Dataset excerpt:

------------

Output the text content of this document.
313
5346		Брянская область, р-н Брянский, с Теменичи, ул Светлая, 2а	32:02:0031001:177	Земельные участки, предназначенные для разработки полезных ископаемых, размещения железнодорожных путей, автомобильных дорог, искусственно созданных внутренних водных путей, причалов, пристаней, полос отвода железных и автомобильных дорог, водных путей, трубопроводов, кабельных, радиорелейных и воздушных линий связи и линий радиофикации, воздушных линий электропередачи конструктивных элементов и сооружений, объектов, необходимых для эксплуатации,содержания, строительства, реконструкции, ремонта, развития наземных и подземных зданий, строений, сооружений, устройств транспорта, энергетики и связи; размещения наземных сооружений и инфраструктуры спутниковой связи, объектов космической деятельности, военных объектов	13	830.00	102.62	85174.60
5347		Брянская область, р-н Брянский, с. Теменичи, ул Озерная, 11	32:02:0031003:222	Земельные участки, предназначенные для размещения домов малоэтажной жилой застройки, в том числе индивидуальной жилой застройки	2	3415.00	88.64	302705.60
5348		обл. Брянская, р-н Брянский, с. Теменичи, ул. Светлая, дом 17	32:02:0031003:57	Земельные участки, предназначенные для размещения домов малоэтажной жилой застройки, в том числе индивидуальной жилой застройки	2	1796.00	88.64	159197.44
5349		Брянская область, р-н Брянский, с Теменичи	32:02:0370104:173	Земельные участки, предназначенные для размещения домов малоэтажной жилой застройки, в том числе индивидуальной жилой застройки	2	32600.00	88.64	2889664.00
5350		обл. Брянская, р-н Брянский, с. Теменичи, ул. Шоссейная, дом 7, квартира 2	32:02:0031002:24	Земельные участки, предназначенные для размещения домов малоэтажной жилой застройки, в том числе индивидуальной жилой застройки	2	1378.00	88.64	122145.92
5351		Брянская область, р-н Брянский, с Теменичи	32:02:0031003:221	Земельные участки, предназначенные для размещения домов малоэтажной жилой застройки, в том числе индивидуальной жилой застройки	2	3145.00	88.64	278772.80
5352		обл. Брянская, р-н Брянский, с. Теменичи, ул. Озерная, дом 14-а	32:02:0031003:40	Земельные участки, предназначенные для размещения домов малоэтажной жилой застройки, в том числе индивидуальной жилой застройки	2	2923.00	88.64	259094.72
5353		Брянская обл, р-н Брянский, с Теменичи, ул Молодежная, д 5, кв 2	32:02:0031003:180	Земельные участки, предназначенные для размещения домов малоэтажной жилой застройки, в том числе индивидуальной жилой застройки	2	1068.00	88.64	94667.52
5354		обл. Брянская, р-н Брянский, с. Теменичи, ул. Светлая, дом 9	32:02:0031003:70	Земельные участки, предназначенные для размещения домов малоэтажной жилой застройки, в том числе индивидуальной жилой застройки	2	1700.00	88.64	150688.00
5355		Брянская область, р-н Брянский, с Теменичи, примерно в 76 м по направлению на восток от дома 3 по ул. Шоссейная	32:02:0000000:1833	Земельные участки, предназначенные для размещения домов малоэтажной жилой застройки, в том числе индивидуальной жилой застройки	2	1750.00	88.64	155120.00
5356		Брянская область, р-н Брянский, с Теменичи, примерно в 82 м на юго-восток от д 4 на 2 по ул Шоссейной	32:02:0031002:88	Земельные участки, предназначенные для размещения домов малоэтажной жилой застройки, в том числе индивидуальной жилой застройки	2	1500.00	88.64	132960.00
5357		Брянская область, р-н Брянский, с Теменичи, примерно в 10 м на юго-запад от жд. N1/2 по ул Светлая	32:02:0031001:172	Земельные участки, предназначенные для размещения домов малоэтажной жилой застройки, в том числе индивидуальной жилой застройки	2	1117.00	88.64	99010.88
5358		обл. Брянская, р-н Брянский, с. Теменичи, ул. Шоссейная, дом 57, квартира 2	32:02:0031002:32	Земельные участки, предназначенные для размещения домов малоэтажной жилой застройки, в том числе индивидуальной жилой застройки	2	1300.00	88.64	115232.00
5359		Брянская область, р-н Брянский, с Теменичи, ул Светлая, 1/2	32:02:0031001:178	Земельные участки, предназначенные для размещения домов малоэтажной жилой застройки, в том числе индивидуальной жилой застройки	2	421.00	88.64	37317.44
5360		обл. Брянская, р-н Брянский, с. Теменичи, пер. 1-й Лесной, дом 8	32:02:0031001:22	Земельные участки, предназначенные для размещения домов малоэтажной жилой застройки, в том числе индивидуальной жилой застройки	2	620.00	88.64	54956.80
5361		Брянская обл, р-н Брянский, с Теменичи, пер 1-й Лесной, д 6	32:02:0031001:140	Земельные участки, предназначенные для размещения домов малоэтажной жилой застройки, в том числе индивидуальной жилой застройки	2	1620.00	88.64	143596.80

------------

Pick each line holding the word "Озерная" out of the data and copy it.

**Problem solution**:
5347		Брянская область, р-н Брянский, с. Теменичи, ул Озерная, 11	32:02:0031003:222	Земельные участки, предназначенные для размещения домов малоэтажной жилой застройки, в том числе индивидуальной жилой застройки	2	3415.00	88.64	302705.60
5352		обл. Брянская, р-н Брянский, с. Теменичи, ул. Озерная, дом 14-а	32:02:0031003:40	Земельные участки, предназначенные для размещения домов малоэтажной жилой застройки, в том числе индивидуальной жилой застройки	2	2923.00	88.64	259094.72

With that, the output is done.